Element and coordinate lines:

****************************************

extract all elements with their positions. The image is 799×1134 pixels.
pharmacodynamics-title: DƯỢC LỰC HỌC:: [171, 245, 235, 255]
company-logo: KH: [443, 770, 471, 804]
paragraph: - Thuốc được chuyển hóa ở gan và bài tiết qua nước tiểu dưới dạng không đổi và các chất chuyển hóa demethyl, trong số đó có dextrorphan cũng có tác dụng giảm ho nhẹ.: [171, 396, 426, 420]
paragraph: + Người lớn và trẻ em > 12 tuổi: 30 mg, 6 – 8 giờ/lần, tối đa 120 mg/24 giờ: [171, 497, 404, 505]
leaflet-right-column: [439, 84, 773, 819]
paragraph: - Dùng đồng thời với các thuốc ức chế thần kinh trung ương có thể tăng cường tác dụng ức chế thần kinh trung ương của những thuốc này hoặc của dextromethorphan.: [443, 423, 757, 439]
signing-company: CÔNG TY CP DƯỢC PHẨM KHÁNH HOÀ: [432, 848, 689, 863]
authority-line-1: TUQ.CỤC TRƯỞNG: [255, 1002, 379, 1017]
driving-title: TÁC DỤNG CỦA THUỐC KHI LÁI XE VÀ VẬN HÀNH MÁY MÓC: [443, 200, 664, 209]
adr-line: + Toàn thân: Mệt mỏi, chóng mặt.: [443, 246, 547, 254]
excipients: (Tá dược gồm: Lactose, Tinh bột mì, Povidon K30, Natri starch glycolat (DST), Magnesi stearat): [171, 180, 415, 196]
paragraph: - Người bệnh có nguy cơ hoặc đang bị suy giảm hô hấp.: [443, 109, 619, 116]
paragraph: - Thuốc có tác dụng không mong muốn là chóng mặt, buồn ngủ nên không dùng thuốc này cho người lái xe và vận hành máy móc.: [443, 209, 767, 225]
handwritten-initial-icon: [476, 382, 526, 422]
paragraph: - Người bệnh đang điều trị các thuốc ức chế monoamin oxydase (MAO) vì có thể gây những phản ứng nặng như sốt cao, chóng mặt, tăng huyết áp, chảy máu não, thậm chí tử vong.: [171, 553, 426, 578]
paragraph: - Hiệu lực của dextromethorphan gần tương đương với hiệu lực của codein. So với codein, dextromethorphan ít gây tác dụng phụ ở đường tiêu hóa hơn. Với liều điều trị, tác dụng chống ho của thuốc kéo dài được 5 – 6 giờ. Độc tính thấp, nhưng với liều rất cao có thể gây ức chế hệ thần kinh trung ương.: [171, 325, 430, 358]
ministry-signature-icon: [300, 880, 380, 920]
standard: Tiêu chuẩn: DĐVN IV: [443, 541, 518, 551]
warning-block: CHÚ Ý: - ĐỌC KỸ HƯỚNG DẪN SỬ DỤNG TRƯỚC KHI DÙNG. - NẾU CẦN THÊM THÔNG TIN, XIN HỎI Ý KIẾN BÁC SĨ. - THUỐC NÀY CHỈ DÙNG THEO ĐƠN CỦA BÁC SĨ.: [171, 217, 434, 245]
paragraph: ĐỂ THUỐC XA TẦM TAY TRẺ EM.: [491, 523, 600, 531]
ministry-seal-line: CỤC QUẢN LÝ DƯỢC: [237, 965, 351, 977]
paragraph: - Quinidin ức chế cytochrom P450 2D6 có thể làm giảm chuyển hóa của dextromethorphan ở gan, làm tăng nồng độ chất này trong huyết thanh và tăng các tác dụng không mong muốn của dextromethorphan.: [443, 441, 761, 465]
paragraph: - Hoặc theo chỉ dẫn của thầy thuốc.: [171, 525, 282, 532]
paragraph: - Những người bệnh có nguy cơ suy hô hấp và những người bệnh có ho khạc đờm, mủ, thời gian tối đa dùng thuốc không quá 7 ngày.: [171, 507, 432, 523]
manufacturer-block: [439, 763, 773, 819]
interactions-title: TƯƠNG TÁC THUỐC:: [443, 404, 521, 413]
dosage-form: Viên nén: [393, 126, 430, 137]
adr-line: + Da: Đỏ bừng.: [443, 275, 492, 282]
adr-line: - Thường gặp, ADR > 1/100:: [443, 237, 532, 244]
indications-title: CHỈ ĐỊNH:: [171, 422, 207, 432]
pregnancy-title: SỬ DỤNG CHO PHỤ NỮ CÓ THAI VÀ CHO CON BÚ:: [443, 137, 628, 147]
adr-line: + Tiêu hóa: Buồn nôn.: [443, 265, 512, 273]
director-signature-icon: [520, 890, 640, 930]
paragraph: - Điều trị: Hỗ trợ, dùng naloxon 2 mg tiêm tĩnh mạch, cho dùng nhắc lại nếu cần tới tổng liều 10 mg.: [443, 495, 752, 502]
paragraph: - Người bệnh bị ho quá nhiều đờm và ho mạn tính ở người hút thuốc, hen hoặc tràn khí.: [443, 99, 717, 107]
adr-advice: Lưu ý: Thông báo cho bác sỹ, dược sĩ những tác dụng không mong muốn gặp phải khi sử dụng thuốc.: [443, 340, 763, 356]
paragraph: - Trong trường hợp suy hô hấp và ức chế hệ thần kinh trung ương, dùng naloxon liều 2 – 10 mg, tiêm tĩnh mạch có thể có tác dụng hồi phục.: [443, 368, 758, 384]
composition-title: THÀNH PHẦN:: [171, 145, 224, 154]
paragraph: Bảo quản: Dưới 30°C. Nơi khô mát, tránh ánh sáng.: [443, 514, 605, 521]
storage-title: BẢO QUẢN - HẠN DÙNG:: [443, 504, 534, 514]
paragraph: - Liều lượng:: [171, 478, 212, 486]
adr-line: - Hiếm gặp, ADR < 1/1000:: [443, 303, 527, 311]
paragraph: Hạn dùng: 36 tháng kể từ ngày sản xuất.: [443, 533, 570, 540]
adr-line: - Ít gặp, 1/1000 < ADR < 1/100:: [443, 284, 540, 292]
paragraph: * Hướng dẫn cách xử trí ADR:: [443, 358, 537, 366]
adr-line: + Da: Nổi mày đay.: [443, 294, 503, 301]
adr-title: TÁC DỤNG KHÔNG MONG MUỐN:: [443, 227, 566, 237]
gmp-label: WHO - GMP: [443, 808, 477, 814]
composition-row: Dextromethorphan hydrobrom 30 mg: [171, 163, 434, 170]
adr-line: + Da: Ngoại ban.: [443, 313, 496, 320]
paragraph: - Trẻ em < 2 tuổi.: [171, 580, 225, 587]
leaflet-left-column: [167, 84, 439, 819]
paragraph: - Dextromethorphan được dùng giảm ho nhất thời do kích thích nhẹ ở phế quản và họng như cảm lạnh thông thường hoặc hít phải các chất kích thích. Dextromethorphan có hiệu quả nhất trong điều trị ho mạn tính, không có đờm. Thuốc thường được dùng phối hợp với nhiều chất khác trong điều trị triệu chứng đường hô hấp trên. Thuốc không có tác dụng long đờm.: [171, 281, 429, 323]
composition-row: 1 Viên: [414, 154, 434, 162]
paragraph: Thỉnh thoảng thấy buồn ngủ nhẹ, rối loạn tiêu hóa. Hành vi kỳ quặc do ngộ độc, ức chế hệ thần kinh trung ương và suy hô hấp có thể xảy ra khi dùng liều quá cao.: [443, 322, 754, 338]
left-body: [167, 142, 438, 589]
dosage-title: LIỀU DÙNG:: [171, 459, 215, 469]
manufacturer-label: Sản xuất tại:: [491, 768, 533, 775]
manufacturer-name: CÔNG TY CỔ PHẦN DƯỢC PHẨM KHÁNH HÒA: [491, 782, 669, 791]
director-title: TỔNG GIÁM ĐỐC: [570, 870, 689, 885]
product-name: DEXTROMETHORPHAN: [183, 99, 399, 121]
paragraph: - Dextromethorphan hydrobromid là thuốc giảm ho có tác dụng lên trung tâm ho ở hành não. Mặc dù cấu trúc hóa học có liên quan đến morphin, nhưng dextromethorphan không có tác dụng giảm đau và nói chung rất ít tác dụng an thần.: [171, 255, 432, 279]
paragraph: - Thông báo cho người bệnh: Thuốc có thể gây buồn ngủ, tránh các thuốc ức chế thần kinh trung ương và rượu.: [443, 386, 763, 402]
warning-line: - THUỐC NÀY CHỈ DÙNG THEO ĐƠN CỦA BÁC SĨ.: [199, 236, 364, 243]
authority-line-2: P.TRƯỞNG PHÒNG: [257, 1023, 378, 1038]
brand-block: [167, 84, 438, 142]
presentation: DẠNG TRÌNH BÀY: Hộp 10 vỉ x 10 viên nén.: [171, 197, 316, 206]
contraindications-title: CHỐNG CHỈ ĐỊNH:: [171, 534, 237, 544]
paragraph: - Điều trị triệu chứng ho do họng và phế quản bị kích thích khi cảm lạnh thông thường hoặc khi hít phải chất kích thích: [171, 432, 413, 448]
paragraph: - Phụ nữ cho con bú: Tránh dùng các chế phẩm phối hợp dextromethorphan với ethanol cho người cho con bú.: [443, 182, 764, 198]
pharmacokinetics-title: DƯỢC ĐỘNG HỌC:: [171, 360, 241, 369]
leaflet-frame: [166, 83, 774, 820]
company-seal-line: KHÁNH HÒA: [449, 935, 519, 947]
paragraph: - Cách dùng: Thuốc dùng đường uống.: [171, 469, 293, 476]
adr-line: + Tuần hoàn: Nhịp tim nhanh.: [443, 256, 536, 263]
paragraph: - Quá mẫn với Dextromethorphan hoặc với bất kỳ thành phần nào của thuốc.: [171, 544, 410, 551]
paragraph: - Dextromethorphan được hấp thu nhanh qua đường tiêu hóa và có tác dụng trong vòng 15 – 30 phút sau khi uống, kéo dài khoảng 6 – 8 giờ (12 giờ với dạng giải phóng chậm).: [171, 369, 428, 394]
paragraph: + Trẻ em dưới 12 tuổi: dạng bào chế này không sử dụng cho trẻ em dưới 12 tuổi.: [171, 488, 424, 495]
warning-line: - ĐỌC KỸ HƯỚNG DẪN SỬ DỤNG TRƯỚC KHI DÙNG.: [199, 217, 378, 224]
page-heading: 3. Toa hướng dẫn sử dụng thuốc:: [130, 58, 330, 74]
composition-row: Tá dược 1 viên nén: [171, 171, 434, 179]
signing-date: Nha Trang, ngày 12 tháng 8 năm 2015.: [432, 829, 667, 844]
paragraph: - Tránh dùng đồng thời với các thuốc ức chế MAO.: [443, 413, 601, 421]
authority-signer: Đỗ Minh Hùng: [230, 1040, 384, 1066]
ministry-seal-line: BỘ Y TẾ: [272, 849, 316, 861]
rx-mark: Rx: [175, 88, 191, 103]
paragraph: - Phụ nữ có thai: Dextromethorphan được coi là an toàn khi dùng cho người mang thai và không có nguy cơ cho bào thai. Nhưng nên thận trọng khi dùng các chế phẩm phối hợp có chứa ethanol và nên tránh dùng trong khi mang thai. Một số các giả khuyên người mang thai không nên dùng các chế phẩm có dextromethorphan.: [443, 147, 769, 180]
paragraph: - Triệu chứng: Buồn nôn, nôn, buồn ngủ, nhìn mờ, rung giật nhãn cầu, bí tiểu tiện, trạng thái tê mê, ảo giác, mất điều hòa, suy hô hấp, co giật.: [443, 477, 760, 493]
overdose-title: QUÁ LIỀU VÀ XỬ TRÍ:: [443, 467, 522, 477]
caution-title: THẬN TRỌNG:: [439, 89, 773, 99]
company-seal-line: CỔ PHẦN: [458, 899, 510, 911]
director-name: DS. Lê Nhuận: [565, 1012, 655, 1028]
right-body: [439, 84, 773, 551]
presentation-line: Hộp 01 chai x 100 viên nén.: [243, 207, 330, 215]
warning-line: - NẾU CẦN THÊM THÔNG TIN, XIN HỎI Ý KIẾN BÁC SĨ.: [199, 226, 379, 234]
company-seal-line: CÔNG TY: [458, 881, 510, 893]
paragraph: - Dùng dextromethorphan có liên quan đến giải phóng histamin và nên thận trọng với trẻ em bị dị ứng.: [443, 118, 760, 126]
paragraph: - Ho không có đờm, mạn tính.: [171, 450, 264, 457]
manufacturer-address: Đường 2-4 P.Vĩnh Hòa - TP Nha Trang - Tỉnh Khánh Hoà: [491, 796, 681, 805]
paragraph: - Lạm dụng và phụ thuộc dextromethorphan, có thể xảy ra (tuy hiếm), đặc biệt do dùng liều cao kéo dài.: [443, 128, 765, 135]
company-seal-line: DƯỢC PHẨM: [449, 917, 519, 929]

****************************************

→ **Exercise description**: Retype the lines above word for word, starting with the first line and ending with the line that holds "signing-company: CÔNG TY", with both of those lines included.

→ **Solution**:
extract all elements with their positions. The image is 799×1134 pixels.
pharmacodynamics-title: DƯỢC LỰC HỌC:: [171, 245, 235, 255]
company-logo: KH: [443, 770, 471, 804]
paragraph: - Thuốc được chuyển hóa ở gan và bài tiết qua nước tiểu dưới dạng không đổi và các chất chuyển hóa demethyl, trong số đó có dextrorphan cũng có tác dụng giảm ho nhẹ.: [171, 396, 426, 420]
paragraph: + Người lớn và trẻ em > 12 tuổi: 30 mg, 6 – 8 giờ/lần, tối đa 120 mg/24 giờ: [171, 497, 404, 505]
leaflet-right-column: [439, 84, 773, 819]
paragraph: - Dùng đồng thời với các thuốc ức chế thần kinh trung ương có thể tăng cường tác dụng ức chế thần kinh trung ương của những thuốc này hoặc của dextromethorphan.: [443, 423, 757, 439]
signing-company: CÔNG TY CP DƯỢC PHẨM KHÁNH HOÀ: [432, 848, 689, 863]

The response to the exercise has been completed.